What the task requires — Output all entries verbatim. Skip pictures.

Records —
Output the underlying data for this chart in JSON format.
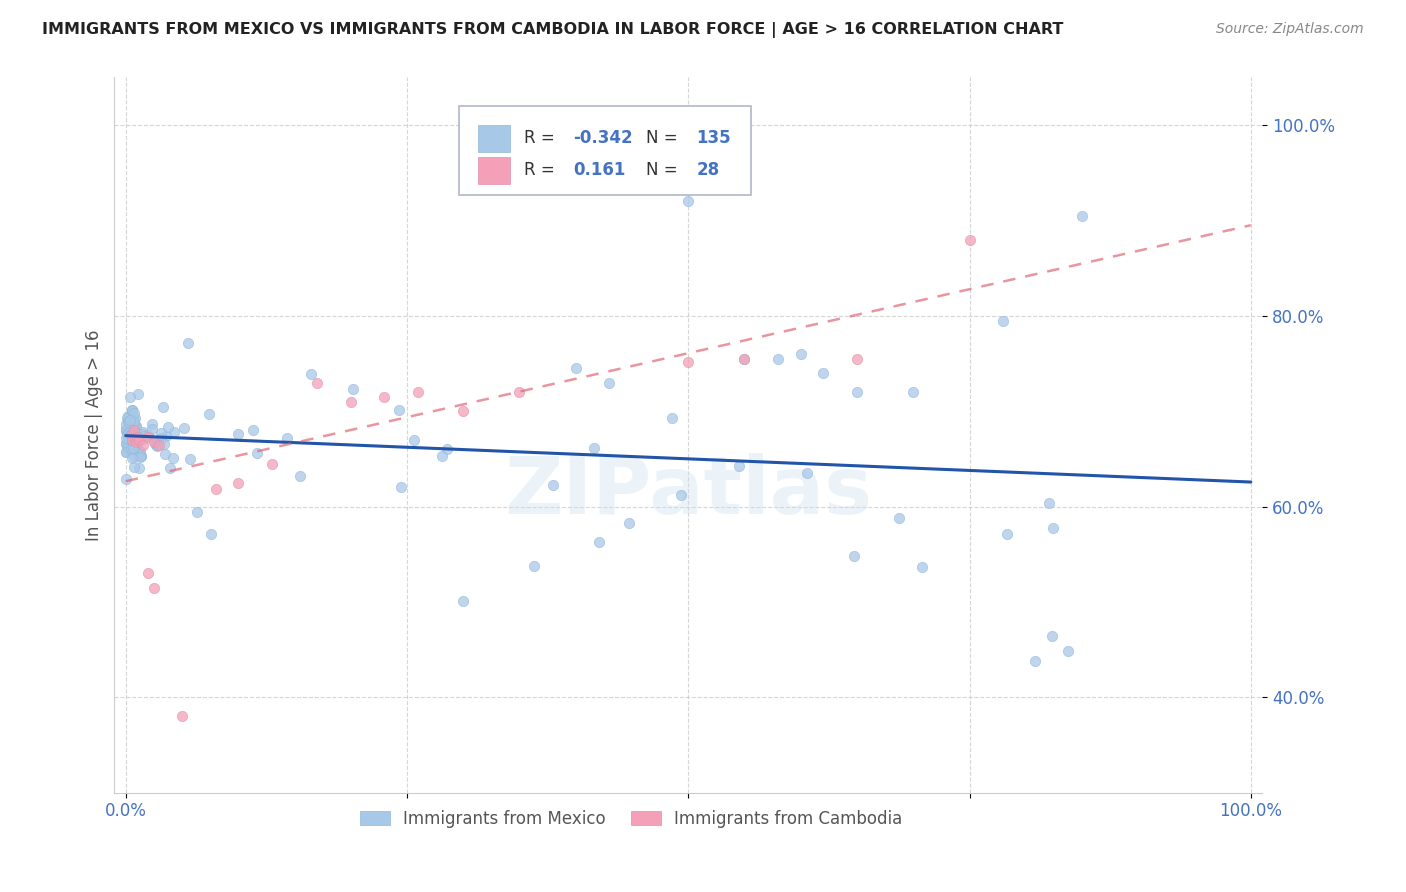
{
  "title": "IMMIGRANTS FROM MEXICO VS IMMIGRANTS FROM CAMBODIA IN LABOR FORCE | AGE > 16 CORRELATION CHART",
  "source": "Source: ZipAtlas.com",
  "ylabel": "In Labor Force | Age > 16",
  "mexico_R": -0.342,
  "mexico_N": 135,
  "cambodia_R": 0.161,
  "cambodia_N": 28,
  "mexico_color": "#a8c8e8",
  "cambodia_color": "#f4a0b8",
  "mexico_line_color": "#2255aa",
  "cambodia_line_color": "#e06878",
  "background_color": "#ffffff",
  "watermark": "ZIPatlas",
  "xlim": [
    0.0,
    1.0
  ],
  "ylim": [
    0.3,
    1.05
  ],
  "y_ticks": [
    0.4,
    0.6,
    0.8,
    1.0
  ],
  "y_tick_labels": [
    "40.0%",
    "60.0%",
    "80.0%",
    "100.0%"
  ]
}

Answer —
Output the underlying data for this chart in JSON format.
{
  "title": "IMMIGRANTS FROM MEXICO VS IMMIGRANTS FROM CAMBODIA IN LABOR FORCE | AGE > 16 CORRELATION CHART",
  "source": "Source: ZipAtlas.com",
  "ylabel": "In Labor Force | Age > 16",
  "mexico_R": -0.342,
  "mexico_N": 135,
  "cambodia_R": 0.161,
  "cambodia_N": 28,
  "mexico_color": "#a8c8e8",
  "cambodia_color": "#f4a0b8",
  "mexico_line_color": "#2255aa",
  "cambodia_line_color": "#e06878",
  "background_color": "#ffffff",
  "watermark": "ZIPatlas",
  "xlim": [
    0.0,
    1.0
  ],
  "ylim": [
    0.3,
    1.05
  ],
  "y_ticks": [
    0.4,
    0.6,
    0.8,
    1.0
  ],
  "y_tick_labels": [
    "40.0%",
    "60.0%",
    "80.0%",
    "100.0%"
  ]
}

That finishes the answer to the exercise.